Entries supplied.

━━━━━━━━━━

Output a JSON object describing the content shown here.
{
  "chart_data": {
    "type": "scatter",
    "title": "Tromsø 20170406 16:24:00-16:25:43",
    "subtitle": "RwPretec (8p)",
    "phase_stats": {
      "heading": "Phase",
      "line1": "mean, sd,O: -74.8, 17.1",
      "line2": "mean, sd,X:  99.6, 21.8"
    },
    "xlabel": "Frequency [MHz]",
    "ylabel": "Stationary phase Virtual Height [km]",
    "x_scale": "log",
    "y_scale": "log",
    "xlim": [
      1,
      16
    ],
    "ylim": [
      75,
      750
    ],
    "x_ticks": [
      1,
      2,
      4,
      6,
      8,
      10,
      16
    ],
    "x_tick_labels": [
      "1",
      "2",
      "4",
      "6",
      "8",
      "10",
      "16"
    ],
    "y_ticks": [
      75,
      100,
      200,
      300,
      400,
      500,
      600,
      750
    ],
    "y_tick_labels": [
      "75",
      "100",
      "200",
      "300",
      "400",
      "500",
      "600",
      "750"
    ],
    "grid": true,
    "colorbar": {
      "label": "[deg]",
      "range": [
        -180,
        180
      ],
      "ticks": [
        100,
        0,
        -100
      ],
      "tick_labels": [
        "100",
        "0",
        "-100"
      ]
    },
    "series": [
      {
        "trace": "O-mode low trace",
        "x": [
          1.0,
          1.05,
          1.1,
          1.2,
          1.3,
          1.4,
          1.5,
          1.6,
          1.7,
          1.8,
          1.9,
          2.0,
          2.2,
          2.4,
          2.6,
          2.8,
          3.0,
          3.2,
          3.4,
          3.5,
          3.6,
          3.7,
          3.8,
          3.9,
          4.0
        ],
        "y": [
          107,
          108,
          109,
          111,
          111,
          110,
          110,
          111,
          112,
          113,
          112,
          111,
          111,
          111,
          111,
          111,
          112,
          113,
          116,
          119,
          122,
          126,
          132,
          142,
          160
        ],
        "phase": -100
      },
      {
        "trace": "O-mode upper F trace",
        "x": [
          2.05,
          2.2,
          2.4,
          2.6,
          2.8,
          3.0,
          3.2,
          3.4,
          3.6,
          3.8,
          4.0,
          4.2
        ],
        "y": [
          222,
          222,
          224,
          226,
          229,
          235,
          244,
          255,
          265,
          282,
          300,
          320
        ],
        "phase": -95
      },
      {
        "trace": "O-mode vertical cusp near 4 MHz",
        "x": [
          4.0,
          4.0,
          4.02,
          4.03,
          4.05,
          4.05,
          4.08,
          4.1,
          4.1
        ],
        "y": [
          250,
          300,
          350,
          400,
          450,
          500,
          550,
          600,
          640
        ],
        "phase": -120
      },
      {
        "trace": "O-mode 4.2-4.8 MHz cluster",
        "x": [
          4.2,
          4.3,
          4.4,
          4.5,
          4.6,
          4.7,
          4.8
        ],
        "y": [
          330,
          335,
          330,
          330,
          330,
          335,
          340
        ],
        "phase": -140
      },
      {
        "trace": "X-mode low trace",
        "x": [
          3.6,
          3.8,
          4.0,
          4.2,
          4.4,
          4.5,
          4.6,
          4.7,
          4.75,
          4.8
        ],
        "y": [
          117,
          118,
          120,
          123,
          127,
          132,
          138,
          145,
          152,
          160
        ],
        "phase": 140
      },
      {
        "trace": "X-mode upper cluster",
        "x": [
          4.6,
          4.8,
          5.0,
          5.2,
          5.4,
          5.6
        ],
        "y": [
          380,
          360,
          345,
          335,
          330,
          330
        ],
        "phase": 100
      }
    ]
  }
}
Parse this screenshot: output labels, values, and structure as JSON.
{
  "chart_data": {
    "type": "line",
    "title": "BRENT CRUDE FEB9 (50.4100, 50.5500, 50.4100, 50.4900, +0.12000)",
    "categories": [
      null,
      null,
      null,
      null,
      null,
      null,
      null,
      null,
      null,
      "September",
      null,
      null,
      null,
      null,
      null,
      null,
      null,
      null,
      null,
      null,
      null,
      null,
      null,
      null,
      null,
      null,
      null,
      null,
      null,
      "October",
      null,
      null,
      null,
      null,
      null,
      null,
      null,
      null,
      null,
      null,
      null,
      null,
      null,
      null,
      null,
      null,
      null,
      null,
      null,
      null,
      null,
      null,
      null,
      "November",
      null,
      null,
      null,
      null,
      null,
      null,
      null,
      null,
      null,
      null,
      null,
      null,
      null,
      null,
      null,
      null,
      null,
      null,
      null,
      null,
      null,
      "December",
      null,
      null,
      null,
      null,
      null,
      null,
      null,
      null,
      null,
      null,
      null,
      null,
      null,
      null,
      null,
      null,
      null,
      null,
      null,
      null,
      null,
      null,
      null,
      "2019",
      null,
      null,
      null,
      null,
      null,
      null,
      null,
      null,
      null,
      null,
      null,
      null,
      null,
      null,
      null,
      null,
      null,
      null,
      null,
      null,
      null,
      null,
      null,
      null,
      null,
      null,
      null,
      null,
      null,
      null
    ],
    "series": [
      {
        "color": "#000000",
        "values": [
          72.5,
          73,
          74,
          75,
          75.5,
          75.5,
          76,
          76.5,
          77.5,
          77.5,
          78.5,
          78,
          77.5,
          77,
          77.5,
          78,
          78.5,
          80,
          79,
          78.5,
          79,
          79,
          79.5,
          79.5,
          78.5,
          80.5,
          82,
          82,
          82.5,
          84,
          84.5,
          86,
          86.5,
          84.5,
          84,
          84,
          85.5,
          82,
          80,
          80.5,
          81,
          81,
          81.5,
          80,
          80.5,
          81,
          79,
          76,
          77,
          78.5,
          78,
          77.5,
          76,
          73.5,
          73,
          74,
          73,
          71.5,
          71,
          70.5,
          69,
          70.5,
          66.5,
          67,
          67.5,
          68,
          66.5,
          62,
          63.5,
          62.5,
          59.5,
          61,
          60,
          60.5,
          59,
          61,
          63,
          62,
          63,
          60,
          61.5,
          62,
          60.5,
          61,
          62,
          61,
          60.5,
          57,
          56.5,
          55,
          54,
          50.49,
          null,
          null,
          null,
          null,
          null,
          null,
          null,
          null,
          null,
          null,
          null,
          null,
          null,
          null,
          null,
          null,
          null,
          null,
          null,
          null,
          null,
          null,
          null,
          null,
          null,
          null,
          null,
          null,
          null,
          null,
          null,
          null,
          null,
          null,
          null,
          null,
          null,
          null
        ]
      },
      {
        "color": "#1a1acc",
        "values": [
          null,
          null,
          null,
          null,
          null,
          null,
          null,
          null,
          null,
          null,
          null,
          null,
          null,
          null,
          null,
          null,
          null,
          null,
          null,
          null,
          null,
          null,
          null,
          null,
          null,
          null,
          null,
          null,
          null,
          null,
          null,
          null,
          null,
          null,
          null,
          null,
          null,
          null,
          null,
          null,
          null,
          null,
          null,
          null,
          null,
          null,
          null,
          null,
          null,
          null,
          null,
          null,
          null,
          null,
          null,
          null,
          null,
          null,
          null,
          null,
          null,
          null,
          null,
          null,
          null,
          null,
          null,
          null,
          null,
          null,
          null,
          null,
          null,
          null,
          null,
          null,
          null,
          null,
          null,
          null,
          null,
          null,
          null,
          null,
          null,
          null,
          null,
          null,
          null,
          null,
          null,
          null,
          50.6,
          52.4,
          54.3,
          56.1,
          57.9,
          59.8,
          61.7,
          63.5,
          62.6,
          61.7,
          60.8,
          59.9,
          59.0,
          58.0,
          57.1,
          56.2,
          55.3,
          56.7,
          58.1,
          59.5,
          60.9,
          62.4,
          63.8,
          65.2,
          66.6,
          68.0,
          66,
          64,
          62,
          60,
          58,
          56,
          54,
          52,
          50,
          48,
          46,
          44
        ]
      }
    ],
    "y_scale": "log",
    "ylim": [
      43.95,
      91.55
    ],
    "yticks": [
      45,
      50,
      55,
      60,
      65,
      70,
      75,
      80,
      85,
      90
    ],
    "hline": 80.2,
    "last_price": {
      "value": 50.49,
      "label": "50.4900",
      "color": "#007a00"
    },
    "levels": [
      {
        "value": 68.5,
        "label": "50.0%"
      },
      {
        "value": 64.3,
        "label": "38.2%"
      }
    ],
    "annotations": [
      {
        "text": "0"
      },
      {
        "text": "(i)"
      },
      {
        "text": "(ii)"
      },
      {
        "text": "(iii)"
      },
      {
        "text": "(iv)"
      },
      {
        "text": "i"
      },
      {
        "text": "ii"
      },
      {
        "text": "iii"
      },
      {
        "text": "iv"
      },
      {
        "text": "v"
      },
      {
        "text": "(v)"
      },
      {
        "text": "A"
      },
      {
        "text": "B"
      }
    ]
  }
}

━━━━━━━━━━

Written request. Work out how many lines of the listing above include "upper". Answer with the number and nothing more.

The response. 2